— Start of Passage provided —

Re: KASAN: slab-use-after-free Read in ip_finish_output

From: Florian Westphal
Date: Thu Mar 14 2024 - 20:08:25 EST


Florian Westphal <fw@xxxxxxxxx> wrote:
> Eric Dumazet <edumazet@xxxxxxxxxx> wrote:
> > Thanks for taking a look Florian.
> >
> > Perhaps not messing with truesize at all would help ?
> >
> > Something based on this POC :
> >
> > spin_lock(&qp->q.lock);
> > + if (!qp->q.sk) {
> > + struct sock *sk = skb->sk;
> >
> > + if (sk && refcount_inc_not_zero(&sk->sk_refcnt))
> > + qp->q.sk = sk;
>
> Unfortunetely I did not get this to work.
>
> sk_refcnt is 0. sk is kept alive by sock_wfree destructor.
>
> I don't know how to recover from this, refcnt cannot be "repaired"
> anymore.
>
> I could artificially inflate sk_wmem counter by 1, to prevent release,
> but that needs yet another sock_wfree-like destructor.
>
> I'm already not sure how this existing scheme works, there are
> multiple places that check for skb->destructor == sock_wfree,
> yet we have is_skb_wmem helper that checks __sock_wfree and tcp_wfree.
>
> Removing defrag from output seems like best option, but it will
> surely break some scenarios.
>
> Or, I could just fail reasm if sk refcount is already 0, that would
> likely work too?

— End of Passage provided —
— Start of Listing —

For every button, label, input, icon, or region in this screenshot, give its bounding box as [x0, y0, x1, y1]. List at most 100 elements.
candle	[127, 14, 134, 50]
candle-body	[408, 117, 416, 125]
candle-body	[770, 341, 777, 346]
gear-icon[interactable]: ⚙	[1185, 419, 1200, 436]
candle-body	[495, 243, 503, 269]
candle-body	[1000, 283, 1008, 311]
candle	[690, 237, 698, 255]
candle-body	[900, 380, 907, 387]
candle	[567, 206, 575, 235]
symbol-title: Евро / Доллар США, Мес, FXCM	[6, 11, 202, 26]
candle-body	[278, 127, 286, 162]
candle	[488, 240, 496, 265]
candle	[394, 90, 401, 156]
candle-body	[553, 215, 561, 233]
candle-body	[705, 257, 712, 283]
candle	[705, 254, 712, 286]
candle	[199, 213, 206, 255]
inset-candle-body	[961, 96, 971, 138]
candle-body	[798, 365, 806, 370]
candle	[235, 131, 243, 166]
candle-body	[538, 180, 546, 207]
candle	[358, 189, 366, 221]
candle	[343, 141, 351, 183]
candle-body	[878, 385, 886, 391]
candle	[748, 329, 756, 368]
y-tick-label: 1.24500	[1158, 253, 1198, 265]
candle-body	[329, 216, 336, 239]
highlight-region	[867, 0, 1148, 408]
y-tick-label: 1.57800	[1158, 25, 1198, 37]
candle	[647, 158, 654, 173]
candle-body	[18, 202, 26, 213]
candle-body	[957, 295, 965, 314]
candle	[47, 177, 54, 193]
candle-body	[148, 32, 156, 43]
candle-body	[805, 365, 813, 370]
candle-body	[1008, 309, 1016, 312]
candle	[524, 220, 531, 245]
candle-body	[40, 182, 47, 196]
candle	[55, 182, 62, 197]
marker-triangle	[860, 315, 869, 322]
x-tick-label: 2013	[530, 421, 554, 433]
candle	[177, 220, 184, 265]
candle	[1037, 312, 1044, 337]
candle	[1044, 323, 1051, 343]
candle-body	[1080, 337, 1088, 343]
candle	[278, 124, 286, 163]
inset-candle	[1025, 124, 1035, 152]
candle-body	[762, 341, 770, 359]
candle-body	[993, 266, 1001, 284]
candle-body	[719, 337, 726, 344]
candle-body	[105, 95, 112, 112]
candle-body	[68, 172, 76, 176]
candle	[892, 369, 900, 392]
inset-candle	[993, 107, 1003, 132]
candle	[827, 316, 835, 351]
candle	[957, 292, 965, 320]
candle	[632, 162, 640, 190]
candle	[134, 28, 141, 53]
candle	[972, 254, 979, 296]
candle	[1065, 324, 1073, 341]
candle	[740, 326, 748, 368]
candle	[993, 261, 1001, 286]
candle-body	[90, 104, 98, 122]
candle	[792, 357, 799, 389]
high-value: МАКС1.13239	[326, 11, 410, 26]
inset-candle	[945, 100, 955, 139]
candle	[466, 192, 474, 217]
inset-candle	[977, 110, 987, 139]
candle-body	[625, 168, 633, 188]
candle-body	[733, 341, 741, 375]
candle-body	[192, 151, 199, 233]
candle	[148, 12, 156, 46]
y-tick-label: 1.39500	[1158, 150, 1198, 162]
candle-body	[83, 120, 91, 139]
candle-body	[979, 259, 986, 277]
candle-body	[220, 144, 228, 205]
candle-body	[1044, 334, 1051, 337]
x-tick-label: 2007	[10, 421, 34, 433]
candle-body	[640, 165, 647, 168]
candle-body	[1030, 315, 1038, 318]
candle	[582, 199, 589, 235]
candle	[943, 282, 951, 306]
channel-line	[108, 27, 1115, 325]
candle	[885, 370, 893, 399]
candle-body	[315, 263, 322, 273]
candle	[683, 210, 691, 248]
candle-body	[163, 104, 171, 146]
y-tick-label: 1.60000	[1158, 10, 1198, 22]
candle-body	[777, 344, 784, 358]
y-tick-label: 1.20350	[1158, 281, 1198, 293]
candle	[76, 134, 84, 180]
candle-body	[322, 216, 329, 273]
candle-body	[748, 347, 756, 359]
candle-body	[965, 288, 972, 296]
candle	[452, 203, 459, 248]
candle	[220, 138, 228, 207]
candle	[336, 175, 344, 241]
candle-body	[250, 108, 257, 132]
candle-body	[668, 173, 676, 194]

— End of Listing —

- [What to work on]:
In the mailing list message about the use-after-free in ip_finish_output, what keeps sk alive when sk_refcnt is 0?

- [The answer]:
The sock_wfree destructor keeps sk alive.